A block of data
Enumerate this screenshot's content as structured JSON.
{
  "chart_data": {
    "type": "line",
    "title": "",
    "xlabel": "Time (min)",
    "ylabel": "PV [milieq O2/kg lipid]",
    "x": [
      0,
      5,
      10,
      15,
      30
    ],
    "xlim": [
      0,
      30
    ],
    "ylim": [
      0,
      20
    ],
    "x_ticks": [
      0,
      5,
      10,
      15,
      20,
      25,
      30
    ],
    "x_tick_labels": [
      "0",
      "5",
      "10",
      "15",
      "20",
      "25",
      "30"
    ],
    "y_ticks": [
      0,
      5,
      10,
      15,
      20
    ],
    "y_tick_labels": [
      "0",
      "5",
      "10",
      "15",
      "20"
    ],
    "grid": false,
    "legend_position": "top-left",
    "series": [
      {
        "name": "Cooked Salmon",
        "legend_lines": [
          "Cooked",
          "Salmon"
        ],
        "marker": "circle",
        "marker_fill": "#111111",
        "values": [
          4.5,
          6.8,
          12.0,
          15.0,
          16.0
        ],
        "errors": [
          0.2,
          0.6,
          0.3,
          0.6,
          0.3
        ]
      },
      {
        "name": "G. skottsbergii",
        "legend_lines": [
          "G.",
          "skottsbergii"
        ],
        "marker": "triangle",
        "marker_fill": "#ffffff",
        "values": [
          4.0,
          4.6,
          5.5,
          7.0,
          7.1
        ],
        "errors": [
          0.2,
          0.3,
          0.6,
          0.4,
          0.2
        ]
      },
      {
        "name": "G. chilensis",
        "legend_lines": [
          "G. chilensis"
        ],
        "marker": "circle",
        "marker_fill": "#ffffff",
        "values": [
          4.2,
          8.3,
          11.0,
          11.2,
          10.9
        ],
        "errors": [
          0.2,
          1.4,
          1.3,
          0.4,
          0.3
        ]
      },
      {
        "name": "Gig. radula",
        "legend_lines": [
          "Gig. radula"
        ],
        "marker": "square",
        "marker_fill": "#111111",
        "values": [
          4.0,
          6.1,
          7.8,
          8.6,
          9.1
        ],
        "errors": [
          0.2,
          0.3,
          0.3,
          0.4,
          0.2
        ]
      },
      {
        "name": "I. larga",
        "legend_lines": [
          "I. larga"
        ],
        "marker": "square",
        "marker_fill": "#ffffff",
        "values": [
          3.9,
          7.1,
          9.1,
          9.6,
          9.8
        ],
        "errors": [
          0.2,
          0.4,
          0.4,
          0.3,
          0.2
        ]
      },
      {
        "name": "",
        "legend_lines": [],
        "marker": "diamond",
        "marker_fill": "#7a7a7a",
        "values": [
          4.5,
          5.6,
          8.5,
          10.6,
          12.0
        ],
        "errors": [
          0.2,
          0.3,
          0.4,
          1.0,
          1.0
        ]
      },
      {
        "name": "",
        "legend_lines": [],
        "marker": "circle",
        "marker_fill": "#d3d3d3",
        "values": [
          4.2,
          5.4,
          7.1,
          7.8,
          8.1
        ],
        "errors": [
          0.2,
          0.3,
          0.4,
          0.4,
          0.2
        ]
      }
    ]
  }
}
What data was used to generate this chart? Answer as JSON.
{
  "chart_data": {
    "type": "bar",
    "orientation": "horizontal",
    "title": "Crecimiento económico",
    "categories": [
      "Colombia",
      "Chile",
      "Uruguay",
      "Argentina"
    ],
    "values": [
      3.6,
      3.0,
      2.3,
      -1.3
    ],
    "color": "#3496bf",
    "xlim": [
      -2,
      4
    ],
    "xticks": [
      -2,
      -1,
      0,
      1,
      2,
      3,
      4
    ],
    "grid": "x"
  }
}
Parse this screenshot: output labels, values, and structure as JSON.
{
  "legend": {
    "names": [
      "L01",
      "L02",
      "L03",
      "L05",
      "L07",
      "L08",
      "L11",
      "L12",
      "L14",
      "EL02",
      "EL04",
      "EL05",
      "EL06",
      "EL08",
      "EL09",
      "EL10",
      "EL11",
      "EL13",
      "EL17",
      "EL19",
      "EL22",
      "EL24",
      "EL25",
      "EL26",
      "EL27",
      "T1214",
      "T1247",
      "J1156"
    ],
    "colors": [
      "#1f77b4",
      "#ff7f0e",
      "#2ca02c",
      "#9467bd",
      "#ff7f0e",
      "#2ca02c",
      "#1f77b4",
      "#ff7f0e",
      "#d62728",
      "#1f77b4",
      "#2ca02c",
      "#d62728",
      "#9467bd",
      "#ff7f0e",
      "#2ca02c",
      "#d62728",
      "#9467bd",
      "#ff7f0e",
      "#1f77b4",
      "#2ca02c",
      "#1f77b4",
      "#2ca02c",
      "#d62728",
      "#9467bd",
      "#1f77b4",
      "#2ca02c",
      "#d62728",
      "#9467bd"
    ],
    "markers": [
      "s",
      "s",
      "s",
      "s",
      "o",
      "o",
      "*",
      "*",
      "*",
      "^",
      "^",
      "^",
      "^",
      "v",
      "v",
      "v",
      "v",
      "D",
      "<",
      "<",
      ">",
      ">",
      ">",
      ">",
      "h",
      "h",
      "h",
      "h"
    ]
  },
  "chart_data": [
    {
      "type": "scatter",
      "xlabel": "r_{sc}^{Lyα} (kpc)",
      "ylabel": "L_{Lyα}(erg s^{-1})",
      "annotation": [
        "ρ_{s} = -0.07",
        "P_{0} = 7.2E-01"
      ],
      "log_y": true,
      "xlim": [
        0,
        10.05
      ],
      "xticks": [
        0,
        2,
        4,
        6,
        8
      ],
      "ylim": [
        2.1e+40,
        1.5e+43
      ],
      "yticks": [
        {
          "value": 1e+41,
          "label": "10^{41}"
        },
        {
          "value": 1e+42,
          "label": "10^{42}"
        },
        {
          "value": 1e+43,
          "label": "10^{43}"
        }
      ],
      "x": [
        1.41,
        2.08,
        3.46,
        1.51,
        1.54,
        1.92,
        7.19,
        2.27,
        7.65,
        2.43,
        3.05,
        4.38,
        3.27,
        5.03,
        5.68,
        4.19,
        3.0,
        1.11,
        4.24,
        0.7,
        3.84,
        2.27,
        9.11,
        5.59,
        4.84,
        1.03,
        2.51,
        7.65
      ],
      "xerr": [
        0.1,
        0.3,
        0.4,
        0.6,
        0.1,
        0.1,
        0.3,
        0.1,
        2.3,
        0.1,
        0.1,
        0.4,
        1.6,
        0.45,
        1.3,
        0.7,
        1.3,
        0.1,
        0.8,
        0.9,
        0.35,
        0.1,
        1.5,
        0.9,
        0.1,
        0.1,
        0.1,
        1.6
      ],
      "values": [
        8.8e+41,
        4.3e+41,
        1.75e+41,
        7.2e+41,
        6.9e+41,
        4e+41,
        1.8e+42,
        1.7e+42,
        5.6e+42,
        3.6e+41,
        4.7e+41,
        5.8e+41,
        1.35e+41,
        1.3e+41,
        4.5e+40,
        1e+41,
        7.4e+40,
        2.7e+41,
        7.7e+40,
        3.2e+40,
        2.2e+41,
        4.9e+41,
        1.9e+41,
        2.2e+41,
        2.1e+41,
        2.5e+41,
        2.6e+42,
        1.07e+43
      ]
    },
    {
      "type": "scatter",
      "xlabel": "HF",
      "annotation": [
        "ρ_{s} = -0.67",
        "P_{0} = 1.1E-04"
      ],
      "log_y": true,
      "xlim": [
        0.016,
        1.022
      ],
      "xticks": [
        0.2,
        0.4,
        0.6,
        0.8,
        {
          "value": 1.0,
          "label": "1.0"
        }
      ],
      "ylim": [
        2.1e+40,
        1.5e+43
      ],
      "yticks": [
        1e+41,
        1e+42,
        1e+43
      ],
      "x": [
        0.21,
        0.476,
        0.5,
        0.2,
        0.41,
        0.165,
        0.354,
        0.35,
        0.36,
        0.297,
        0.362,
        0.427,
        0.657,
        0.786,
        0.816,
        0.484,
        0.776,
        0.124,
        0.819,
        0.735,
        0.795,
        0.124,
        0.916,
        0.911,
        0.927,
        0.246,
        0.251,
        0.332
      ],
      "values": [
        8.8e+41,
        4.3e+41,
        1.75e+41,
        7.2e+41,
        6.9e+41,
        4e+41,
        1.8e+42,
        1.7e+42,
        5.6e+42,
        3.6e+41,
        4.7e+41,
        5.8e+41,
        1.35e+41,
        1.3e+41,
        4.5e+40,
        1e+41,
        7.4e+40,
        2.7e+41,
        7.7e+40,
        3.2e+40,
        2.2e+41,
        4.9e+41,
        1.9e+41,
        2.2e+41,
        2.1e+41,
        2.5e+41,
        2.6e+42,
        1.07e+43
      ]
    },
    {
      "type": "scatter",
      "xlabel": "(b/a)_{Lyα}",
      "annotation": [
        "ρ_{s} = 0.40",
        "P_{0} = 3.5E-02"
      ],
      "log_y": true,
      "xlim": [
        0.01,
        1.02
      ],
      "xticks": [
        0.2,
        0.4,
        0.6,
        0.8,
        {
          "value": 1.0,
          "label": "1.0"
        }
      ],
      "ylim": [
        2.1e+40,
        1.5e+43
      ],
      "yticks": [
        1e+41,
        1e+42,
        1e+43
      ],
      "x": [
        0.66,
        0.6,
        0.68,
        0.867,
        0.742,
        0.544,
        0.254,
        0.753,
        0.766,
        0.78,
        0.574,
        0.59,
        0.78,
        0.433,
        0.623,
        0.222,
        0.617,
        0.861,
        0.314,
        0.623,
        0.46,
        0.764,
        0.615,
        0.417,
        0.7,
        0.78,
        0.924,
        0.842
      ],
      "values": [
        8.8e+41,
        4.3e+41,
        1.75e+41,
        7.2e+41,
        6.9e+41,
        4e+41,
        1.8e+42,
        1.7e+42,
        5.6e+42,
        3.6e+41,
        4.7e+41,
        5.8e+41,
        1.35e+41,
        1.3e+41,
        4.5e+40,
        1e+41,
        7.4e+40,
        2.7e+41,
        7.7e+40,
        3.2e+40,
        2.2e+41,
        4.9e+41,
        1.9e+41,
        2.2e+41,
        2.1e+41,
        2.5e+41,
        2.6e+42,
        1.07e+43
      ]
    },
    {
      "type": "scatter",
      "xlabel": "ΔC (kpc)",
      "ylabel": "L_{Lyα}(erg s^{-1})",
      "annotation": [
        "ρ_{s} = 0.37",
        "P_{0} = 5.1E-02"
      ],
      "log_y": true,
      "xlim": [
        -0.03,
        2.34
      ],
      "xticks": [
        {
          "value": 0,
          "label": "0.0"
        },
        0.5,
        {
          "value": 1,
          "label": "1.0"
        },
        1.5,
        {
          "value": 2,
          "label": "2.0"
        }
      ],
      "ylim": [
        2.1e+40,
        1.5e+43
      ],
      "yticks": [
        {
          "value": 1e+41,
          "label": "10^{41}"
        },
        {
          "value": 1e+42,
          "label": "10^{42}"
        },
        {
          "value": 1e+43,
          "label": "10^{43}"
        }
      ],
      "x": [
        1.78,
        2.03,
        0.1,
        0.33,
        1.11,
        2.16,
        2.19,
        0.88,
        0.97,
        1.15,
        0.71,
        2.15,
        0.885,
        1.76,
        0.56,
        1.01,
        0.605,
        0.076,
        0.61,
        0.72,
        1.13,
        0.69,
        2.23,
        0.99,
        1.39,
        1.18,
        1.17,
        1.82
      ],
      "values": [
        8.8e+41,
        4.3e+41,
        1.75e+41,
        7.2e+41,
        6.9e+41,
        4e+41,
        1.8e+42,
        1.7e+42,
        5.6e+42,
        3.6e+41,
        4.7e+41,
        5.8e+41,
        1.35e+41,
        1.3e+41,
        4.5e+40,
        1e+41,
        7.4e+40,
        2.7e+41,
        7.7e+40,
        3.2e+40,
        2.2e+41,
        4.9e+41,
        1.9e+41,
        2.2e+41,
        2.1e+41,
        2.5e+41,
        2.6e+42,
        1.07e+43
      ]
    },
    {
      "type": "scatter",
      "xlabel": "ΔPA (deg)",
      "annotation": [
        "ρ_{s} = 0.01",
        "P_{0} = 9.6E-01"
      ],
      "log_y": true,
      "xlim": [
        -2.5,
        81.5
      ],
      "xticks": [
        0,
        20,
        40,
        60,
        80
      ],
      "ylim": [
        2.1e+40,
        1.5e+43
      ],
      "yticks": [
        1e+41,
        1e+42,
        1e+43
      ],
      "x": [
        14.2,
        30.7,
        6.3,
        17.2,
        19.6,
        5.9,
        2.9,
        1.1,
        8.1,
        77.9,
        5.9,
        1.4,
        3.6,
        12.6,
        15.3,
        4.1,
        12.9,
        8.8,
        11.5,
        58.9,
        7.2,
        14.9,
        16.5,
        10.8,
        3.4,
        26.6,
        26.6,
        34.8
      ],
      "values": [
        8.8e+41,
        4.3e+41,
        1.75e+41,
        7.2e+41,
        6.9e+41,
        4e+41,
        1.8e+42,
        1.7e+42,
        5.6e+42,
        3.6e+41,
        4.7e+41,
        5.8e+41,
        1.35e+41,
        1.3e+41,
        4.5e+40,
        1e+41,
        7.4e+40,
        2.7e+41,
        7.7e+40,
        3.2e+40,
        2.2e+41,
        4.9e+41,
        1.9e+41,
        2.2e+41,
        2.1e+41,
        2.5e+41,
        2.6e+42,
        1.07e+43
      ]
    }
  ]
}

→ **What this task involves**:
How many lines in the listing above contain "screenshot"? Answer with the number alone.

→ **Exercise answer**:
2